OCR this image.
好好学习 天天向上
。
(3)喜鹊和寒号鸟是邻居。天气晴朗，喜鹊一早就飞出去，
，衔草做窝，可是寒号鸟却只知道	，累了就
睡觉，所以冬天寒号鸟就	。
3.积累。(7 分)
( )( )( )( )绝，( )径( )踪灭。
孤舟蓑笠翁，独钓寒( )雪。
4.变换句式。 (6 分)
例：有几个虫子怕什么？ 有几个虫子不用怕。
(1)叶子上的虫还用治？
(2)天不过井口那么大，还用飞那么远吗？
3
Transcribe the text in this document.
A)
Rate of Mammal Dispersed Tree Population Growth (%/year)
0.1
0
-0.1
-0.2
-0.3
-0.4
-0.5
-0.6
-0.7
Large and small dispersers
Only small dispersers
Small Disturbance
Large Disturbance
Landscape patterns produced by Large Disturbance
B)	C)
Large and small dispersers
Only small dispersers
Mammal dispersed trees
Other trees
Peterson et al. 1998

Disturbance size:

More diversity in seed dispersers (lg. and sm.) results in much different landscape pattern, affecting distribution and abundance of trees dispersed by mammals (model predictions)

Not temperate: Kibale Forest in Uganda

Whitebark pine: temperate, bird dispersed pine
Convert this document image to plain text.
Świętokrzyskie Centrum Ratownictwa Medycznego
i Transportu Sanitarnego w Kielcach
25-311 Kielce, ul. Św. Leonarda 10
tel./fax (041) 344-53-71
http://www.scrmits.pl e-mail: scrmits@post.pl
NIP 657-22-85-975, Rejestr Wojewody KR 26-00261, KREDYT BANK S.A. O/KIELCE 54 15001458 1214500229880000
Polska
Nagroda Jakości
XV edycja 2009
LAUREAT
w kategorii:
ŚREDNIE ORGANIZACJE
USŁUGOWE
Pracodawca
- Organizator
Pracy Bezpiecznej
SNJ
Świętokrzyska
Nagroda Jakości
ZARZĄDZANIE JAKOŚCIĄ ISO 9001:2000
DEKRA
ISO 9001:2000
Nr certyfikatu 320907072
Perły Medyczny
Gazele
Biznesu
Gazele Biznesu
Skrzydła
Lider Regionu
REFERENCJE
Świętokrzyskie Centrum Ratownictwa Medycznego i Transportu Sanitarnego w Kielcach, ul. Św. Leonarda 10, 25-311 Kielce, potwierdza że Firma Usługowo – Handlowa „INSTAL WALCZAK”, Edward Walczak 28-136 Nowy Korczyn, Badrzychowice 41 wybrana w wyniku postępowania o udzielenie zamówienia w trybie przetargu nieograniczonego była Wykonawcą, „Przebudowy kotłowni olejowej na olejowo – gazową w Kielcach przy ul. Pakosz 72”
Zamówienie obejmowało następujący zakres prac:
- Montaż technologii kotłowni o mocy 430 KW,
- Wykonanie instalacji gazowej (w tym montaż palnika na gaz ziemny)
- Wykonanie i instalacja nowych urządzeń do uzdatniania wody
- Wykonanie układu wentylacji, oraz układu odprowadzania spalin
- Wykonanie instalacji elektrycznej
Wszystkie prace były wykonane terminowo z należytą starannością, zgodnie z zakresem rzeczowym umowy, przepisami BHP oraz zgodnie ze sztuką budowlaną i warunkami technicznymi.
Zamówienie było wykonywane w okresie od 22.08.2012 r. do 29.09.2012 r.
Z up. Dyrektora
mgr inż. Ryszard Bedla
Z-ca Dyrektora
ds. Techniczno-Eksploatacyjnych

——————————

■ TASK DESCRIPTION
Extract every entry in the listing word for word.

■ EXERCISE SOLUTION
OCR this image.
好好学习 天天向上
。
(3)喜鹊和寒号鸟是邻居。天气晴朗，喜鹊一早就飞出去，
，衔草做窝，可是寒号鸟却只知道	，累了就
睡觉，所以冬天寒号鸟就	。
3.积累。(7 分)
( )( )( )( )绝，( )径( )踪灭。
孤舟蓑笠翁，独钓寒( )雪。
4.变换句式。 (6 分)
例：有几个虫子怕什么？ 有几个虫子不用怕。
(1)叶子上的虫还用治？
(2)天不过井口那么大，还用飞那么远吗？
3
Transcribe the text in this document.
A)
Rate of Mammal Dispersed Tree Population Growth (%/year)
0.1
0
-0.1
-0.2
-0.3
-0.4
-0.5
-0.6
-0.7
Large and small dispersers
Only small dispersers
Small Disturbance
Large Disturbance
Landscape patterns produced by Large Disturbance
B)	C)
Large and small dispersers
Only small dispersers
Mammal dispersed trees
Other trees
Peterson et al. 1998

Disturbance size:

More diversity in seed dispersers (lg. and sm.) results in much different landscape pattern, affecting distribution and abundance of trees dispersed by mammals (model predictions)

Not temperate: Kibale Forest in Uganda

Whitebark pine: temperate, bird dispersed pine
Convert this document image to plain text.
Świętokrzyskie Centrum Ratownictwa Medycznego
i Transportu Sanitarnego w Kielcach
25-311 Kielce, ul. Św. Leonarda 10
tel./fax (041) 344-53-71
http://www.scrmits.pl e-mail: scrmits@post.pl
NIP 657-22-85-975, Rejestr Wojewody KR 26-00261, KREDYT BANK S.A. O/KIELCE 54 15001458 1214500229880000
Polska
Nagroda Jakości
XV edycja 2009
LAUREAT
w kategorii:
ŚREDNIE ORGANIZACJE
USŁUGOWE
Pracodawca
- Organizator
Pracy Bezpiecznej
SNJ
Świętokrzyska
Nagroda Jakości
ZARZĄDZANIE JAKOŚCIĄ ISO 9001:2000
DEKRA
ISO 9001:2000
Nr certyfikatu 320907072
Perły Medyczny
Gazele
Biznesu
Gazele Biznesu
Skrzydła
Lider Regionu
REFERENCJE
Świętokrzyskie Centrum Ratownictwa Medycznego i Transportu Sanitarnego w Kielcach, ul. Św. Leonarda 10, 25-311 Kielce, potwierdza że Firma Usługowo – Handlowa „INSTAL WALCZAK”, Edward Walczak 28-136 Nowy Korczyn, Badrzychowice 41 wybrana w wyniku postępowania o udzielenie zamówienia w trybie przetargu nieograniczonego była Wykonawcą, „Przebudowy kotłowni olejowej na olejowo – gazową w Kielcach przy ul. Pakosz 72”
Zamówienie obejmowało następujący zakres prac:
- Montaż technologii kotłowni o mocy 430 KW,
- Wykonanie instalacji gazowej (w tym montaż palnika na gaz ziemny)
- Wykonanie i instalacja nowych urządzeń do uzdatniania wody
- Wykonanie układu wentylacji, oraz układu odprowadzania spalin
- Wykonanie instalacji elektrycznej
Wszystkie prace były wykonane terminowo z należytą starannością, zgodnie z zakresem rzeczowym umowy, przepisami BHP oraz zgodnie ze sztuką budowlaną i warunkami technicznymi.
Zamówienie było wykonywane w okresie od 22.08.2012 r. do 29.09.2012 r.
Z up. Dyrektora
mgr inż. Ryszard Bedla
Z-ca Dyrektora
ds. Techniczno-Eksploatacyjnych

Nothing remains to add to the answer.